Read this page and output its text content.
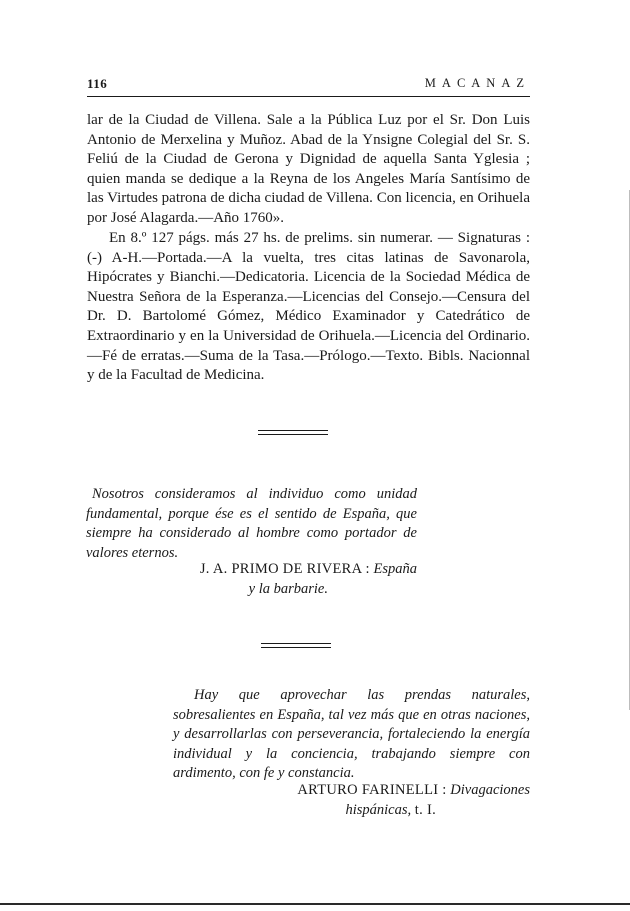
116	MACANAZ

lar de la Ciudad de Villena. Sale a la Pública Luz por el Sr. Don Luis Antonio de Merxelina y Muñoz. Abad de la Ynsigne Colegial del Sr. S. Feliú de la Ciudad de Gerona y Dignidad de aquella Santa Yglesia ; quien manda se dedique a la Reyna de los Angeles María Santísimo de las Virtudes patrona de dicha ciudad de Villena. Con licencia, en Orihuela por José Alagarda.—Año 1760».

En 8.º 127 págs. más 27 hs. de prelims. sin numerar. — Signaturas : (-) A-H.—Portada.—A la vuelta, tres citas latinas de Savonarola, Hipócrates y Bianchi.—Dedicatoria. Licencia de la Sociedad Médica de Nuestra Señora de la Esperanza.—Licencias del Consejo.—Censura del Dr. D. Bartolomé Gómez, Médico Examinador y Catedrático de Extraordinario y en la Universidad de Orihuela.—Licencia del Ordinario.—Fé de erratas.—Suma de la Tasa.—Prólogo.—Texto. Bibls. Nacionnal y de la Facultad de Medicina.

Nosotros consideramos al individuo como unidad fundamental, porque ése es el sentido de España, que siempre ha considerado al hombre como portador de valores eternos.

J. A. PRIMO DE RIVERA : España

y la barbarie.

Hay que aprovechar las prendas naturales, sobresalientes en España, tal vez más que en otras naciones, y desarrollarlas con perseverancia, fortaleciendo la energía individual y la conciencia, trabajando siempre con ardimento, con fe y constancia.

ARTURO FARINELLI : Divagaciones

hispánicas, t. I.
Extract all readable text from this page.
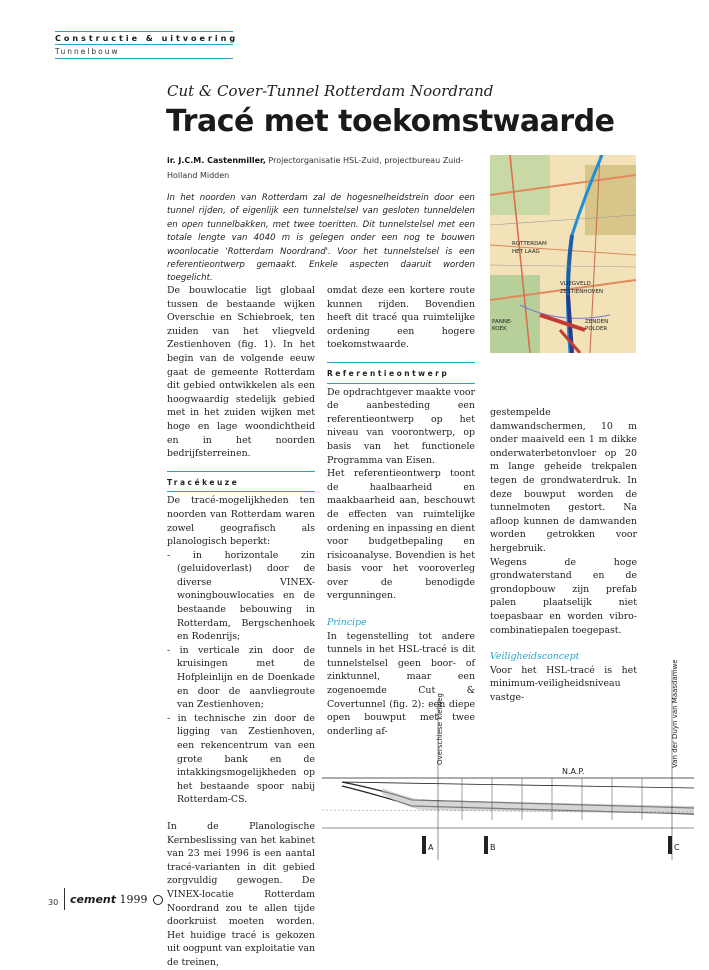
Constructie & uitvoering
Tunnelbouw
Cut & Cover-Tunnel Rotterdam Noordrand
Tracé met toekomstwaarde
ir. J.C.M. Castenmiller, Projectorganisatie HSL-Zuid, projectbureau Zuid-Holland Midden
In het noorden van Rotterdam zal de hogesnelheidstrein door een tunnel rijden, of eigenlijk een tunnelstelsel van gesloten tunneldelen en open tunnelbakken, met twee toeritten. Dit tunnelstelsel met een totale lengte van 4040 m is gelegen onder een nog te bouwen woonlocatie 'Rotterdam Noordrand'. Voor het tunnelstelsel is een referentieontwerp gemaakt. Enkele aspecten daaruit worden toegelicht.
ROTTERDAM
HET LAAG
VLIEGVELD
ZESTIENHOVEN
PANNE-
KOEK
ZENDEN
POLDER

De bouwlocatie ligt globaal tussen de bestaande wijken Overschie en Schiebroek, ten zuiden van het vliegveld Zestienhoven (fig. 1). In het begin van de volgende eeuw gaat de gemeente Rotterdam dit gebied ontwikkelen als een hoogwaardig stedelijk gebied met in het zuiden wijken met hoge en lage woondichtheid en in het noorden bedrijfsterreinen.

Tracékeuze

De tracé-mogelijkheden ten noorden van Rotterdam waren zowel geografisch als planologisch beperkt:

- in horizontale zin (geluidoverlast) door de diverse VINEX-woningbouwlocaties en de bestaande bebouwing in Rotterdam, Bergschenhoek en Rodenrijs;
- in verticale zin door de kruisingen met de Hofpleinlijn en de Doenkade en door de aanvliegroute van Zestienhoven;
- in technische zin door de ligging van Zestienhoven, een rekencentrum van een grote bank en de intakkingsmogelijkheden op het bestaande spoor nabij Rotterdam-CS.

In de Planologische Kernbeslissing van het kabinet van 23 mei 1996 is een aantal tracé-varianten in dit gebied zorgvuldig gewogen. De VINEX-locatie Rotterdam Noordrand zou te allen tijde doorkruist moeten worden. Het huidige tracé is gekozen uit oogpunt van exploitatie van de treinen,

omdat deze een kortere route kunnen rijden. Bovendien heeft dit tracé qua ruimtelijke ordening een hogere toekomstwaarde.

Referentieontwerp

De opdrachtgever maakte voor de aanbesteding een referentieontwerp op het niveau van voorontwerp, op basis van het functionele Programma van Eisen.

Het referentieontwerp toont de haalbaarheid en maakbaarheid aan, beschouwt de effecten van ruimtelijke ordening en inpassing en dient voor budgetbepaling en risicoanalyse. Bovendien is het basis voor het vooroverleg over de benodigde vergunningen.

Principe

In tegenstelling tot andere tunnels in het HSL-tracé is dit tunnelstelsel geen boor- of zinktunnel, maar een zogenoemde Cut & Covertunnel (fig. 2): een diepe open bouwput met twee onderling af-

gestempelde damwandschermen, 10 m onder maaiveld een 1 m dikke onderwaterbetonvloer op 20 m lange geheide trekpalen tegen de grondwaterdruk. In deze bouwput worden de tunnelmoten gestort. Na afloop kunnen de damwanden worden getrokken voor hergebruik.

Wegens de hoge grondwaterstand en de grondopbouw zijn prefab palen plaatselijk niet toepasbaar en worden vibro-combinatiepalen toegepast.

Veiligheidsconcept

Voor het HSL-tracé is het minimum-veiligheidsniveau vastge-

A	B	C
N.A.P.
Overschiese kleiweg	Van der Duyn van Maasdamweg
30 cement 1999
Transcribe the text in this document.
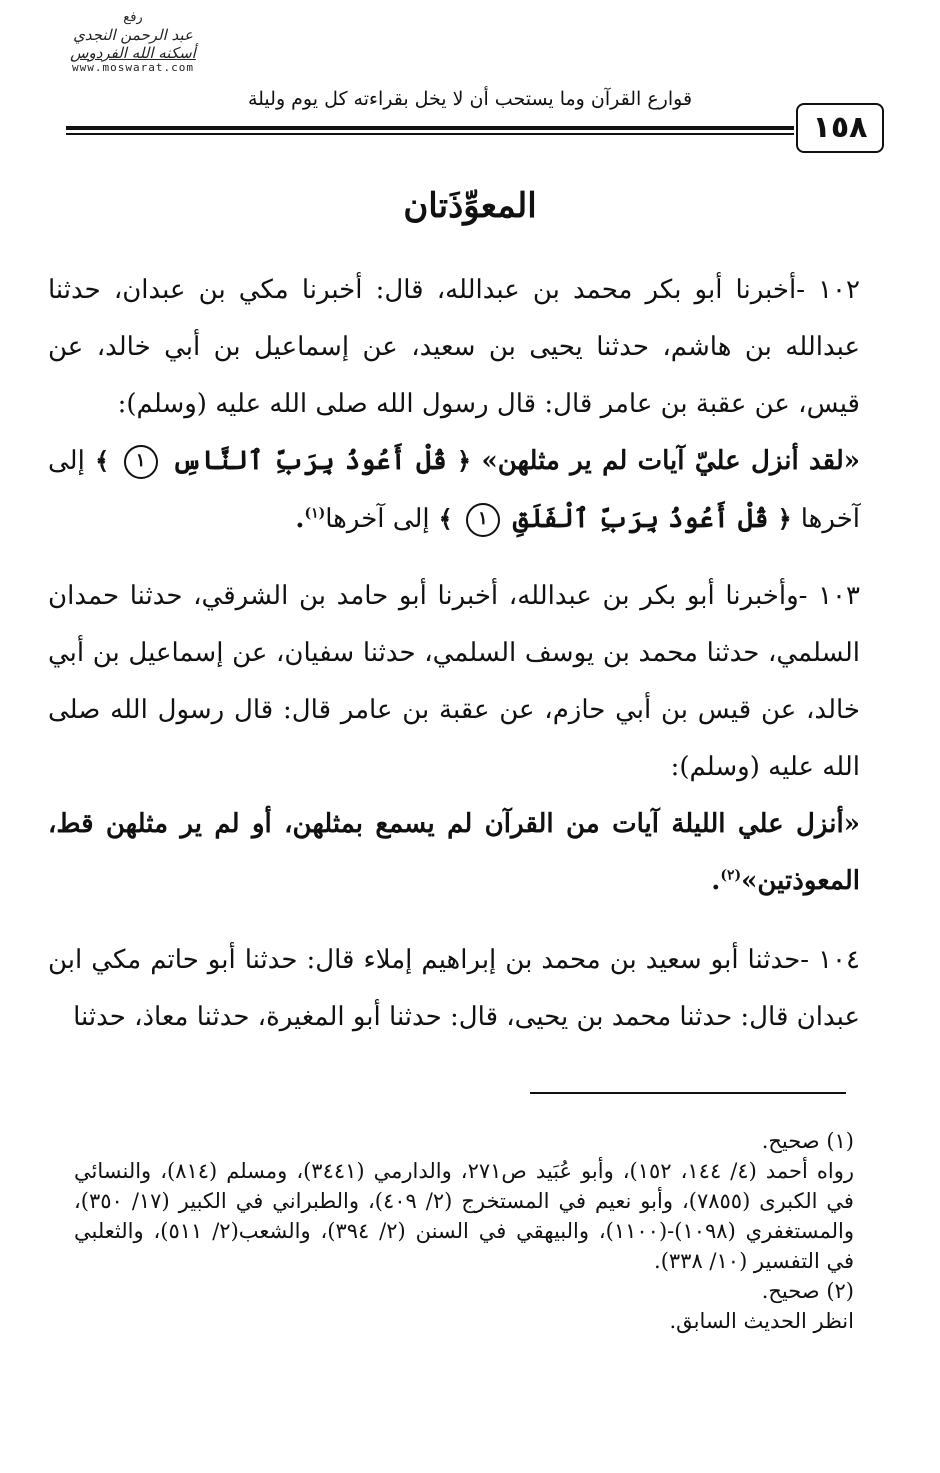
رفع
عبد الرحمن النجدي
أسكنه الله الفردوس
www.moswarat.com
قوارع القرآن وما يستحب أن لا يخل بقراءته كل يوم وليلة
١٥٨
المعوِّذَتان
١٠٢ -أخبرنا أبو بكر محمد بن عبدالله، قال: أخبرنا مكي بن عبدان، حدثنا عبدالله بن هاشم، حدثنا يحيى بن سعيد، عن إسماعيل بن أبي خالد، عن قيس، عن عقبة بن عامر قال: قال رسول الله صلى الله عليه (وسلم):
«لقد أنزل عليّ آيات لم ير مثلهن» ﴿ قُلْ أَعُوذُ بِرَبِّ ٱلنَّاسِ ١ ﴾ إلى آخرها ﴿ قُلْ أَعُوذُ بِرَبِّ ٱلْفَلَقِ ١ ﴾ إلى آخرها$^{(١)}$.
١٠٣ -وأخبرنا أبو بكر بن عبدالله، أخبرنا أبو حامد بن الشرقي، حدثنا حمدان السلمي، حدثنا محمد بن يوسف السلمي، حدثنا سفيان، عن إسماعيل بن أبي خالد، عن قيس بن أبي حازم، عن عقبة بن عامر قال: قال رسول الله صلى الله عليه (وسلم):
«أنزل علي الليلة آيات من القرآن لم يسمع بمثلهن، أو لم ير مثلهن قط، المعوذتين»$^{(٢)}$.
١٠٤ -حدثنا أبو سعيد بن محمد بن إبراهيم إملاء قال: حدثنا أبو حاتم مكي ابن عبدان قال: حدثنا محمد بن يحيى، قال: حدثنا أبو المغيرة، حدثنا معاذ، حدثنا
(١) صحيح.
رواه أحمد (٤/ ١٤٤، ١٥٢)، وأبو عُبَيد ص٢٧١، والدارمي (٣٤٤١)، ومسلم (٨١٤)، والنسائي في الكبرى (٧٨٥٥)، وأبو نعيم في المستخرج (٢/ ٤٠٩)، والطبراني في الكبير (١٧/ ٣٥٠)، والمستغفري (١٠٩٨)-(١١٠٠)، والبيهقي في السنن (٢/ ٣٩٤)، والشعب(٢/ ٥١١)، والثعلبي في التفسير (١٠/ ٣٣٨).
(٢) صحيح.
انظر الحديث السابق.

PROBLEM TO WORK ON:
Without the pictures, extract every entry verbatim.

EXERCISE ANSWER:
Read this page and output its text content.
116	MACANAZ

lar de la Ciudad de Villena. Sale a la Pública Luz por el Sr. Don Luis Antonio de Merxelina y Muñoz. Abad de la Ynsigne Colegial del Sr. S. Feliú de la Ciudad de Gerona y Dignidad de aquella Santa Yglesia ; quien manda se dedique a la Reyna de los Angeles María Santísimo de las Virtudes patrona de dicha ciudad de Villena. Con licencia, en Orihuela por José Alagarda.—Año 1760».

En 8.º 127 págs. más 27 hs. de prelims. sin numerar. — Signaturas : (-) A-H.—Portada.—A la vuelta, tres citas latinas de Savonarola, Hipócrates y Bianchi.—Dedicatoria. Licencia de la Sociedad Médica de Nuestra Señora de la Esperanza.—Licencias del Consejo.—Censura del Dr. D. Bartolomé Gómez, Médico Examinador y Catedrático de Extraordinario y en la Universidad de Orihuela.—Licencia del Ordinario.—Fé de erratas.—Suma de la Tasa.—Prólogo.—Texto. Bibls. Nacionnal y de la Facultad de Medicina.

Nosotros consideramos al individuo como unidad fundamental, porque ése es el sentido de España, que siempre ha considerado al hombre como portador de valores eternos.

J. A. PRIMO DE RIVERA : España

y la barbarie.

Hay que aprovechar las prendas naturales, sobresalientes en España, tal vez más que en otras naciones, y desarrollarlas con perseverancia, fortaleciendo la energía individual y la conciencia, trabajando siempre con ardimento, con fe y constancia.

ARTURO FARINELLI : Divagaciones

hispánicas, t. I.
Extract all readable text from this page.
Constructie & uitvoering
Tunnelbouw
Cut & Cover-Tunnel Rotterdam Noordrand
Tracé met toekomstwaarde
ir. J.C.M. Castenmiller, Projectorganisatie HSL-Zuid, projectbureau Zuid-Holland Midden
In het noorden van Rotterdam zal de hogesnelheidstrein door een tunnel rijden, of eigenlijk een tunnelstelsel van gesloten tunneldelen en open tunnelbakken, met twee toeritten. Dit tunnelstelsel met een totale lengte van 4040 m is gelegen onder een nog te bouwen woonlocatie 'Rotterdam Noordrand'. Voor het tunnelstelsel is een referentieontwerp gemaakt. Enkele aspecten daaruit worden toegelicht.
ROTTERDAM
HET LAAG
VLIEGVELD
ZESTIENHOVEN
PANNE-
KOEK
ZENDEN
POLDER

De bouwlocatie ligt globaal tussen de bestaande wijken Overschie en Schiebroek, ten zuiden van het vliegveld Zestienhoven (fig. 1). In het begin van de volgende eeuw gaat de gemeente Rotterdam dit gebied ontwikkelen als een hoogwaardig stedelijk gebied met in het zuiden wijken met hoge en lage woondichtheid en in het noorden bedrijfsterreinen.

Tracékeuze

De tracé-mogelijkheden ten noorden van Rotterdam waren zowel geografisch als planologisch beperkt:

- in horizontale zin (geluidoverlast) door de diverse VINEX-woningbouwlocaties en de bestaande bebouwing in Rotterdam, Bergschenhoek en Rodenrijs;
- in verticale zin door de kruisingen met de Hofpleinlijn en de Doenkade en door de aanvliegroute van Zestienhoven;
- in technische zin door de ligging van Zestienhoven, een rekencentrum van een grote bank en de intakkingsmogelijkheden op het bestaande spoor nabij Rotterdam-CS.

In de Planologische Kernbeslissing van het kabinet van 23 mei 1996 is een aantal tracé-varianten in dit gebied zorgvuldig gewogen. De VINEX-locatie Rotterdam Noordrand zou te allen tijde doorkruist moeten worden. Het huidige tracé is gekozen uit oogpunt van exploitatie van de treinen,

omdat deze een kortere route kunnen rijden. Bovendien heeft dit tracé qua ruimtelijke ordening een hogere toekomstwaarde.

Referentieontwerp

De opdrachtgever maakte voor de aanbesteding een referentieontwerp op het niveau van voorontwerp, op basis van het functionele Programma van Eisen.

Het referentieontwerp toont de haalbaarheid en maakbaarheid aan, beschouwt de effecten van ruimtelijke ordening en inpassing en dient voor budgetbepaling en risicoanalyse. Bovendien is het basis voor het vooroverleg over de benodigde vergunningen.

Principe

In tegenstelling tot andere tunnels in het HSL-tracé is dit tunnelstelsel geen boor- of zinktunnel, maar een zogenoemde Cut & Covertunnel (fig. 2): een diepe open bouwput met twee onderling af-

gestempelde damwandschermen, 10 m onder maaiveld een 1 m dikke onderwaterbetonvloer op 20 m lange geheide trekpalen tegen de grondwaterdruk. In deze bouwput worden de tunnelmoten gestort. Na afloop kunnen de damwanden worden getrokken voor hergebruik.

Wegens de hoge grondwaterstand en de grondopbouw zijn prefab palen plaatselijk niet toepasbaar en worden vibro-combinatiepalen toegepast.

Veiligheidsconcept

Voor het HSL-tracé is het minimum-veiligheidsniveau vastge-

A	B	C
N.A.P.
Overschiese kleiweg	Van der Duyn van Maasdamweg
30 cement 1999
Transcribe the text in this document.
رفع
عبد الرحمن النجدي
أسكنه الله الفردوس
www.moswarat.com
قوارع القرآن وما يستحب أن لا يخل بقراءته كل يوم وليلة
١٥٨
المعوِّذَتان
١٠٢ -أخبرنا أبو بكر محمد بن عبدالله، قال: أخبرنا مكي بن عبدان، حدثنا عبدالله بن هاشم، حدثنا يحيى بن سعيد، عن إسماعيل بن أبي خالد، عن قيس، عن عقبة بن عامر قال: قال رسول الله صلى الله عليه (وسلم):
«لقد أنزل عليّ آيات لم ير مثلهن» ﴿ قُلْ أَعُوذُ بِرَبِّ ٱلنَّاسِ ١ ﴾ إلى آخرها ﴿ قُلْ أَعُوذُ بِرَبِّ ٱلْفَلَقِ ١ ﴾ إلى آخرها$^{(١)}$.
١٠٣ -وأخبرنا أبو بكر بن عبدالله، أخبرنا أبو حامد بن الشرقي، حدثنا حمدان السلمي، حدثنا محمد بن يوسف السلمي، حدثنا سفيان، عن إسماعيل بن أبي خالد، عن قيس بن أبي حازم، عن عقبة بن عامر قال: قال رسول الله صلى الله عليه (وسلم):
«أنزل علي الليلة آيات من القرآن لم يسمع بمثلهن، أو لم ير مثلهن قط، المعوذتين»$^{(٢)}$.
١٠٤ -حدثنا أبو سعيد بن محمد بن إبراهيم إملاء قال: حدثنا أبو حاتم مكي ابن عبدان قال: حدثنا محمد بن يحيى، قال: حدثنا أبو المغيرة، حدثنا معاذ، حدثنا
(١) صحيح.
رواه أحمد (٤/ ١٤٤، ١٥٢)، وأبو عُبَيد ص٢٧١، والدارمي (٣٤٤١)، ومسلم (٨١٤)، والنسائي في الكبرى (٧٨٥٥)، وأبو نعيم في المستخرج (٢/ ٤٠٩)، والطبراني في الكبير (١٧/ ٣٥٠)، والمستغفري (١٠٩٨)-(١١٠٠)، والبيهقي في السنن (٢/ ٣٩٤)، والشعب(٢/ ٥١١)، والثعلبي في التفسير (١٠/ ٣٣٨).
(٢) صحيح.
انظر الحديث السابق.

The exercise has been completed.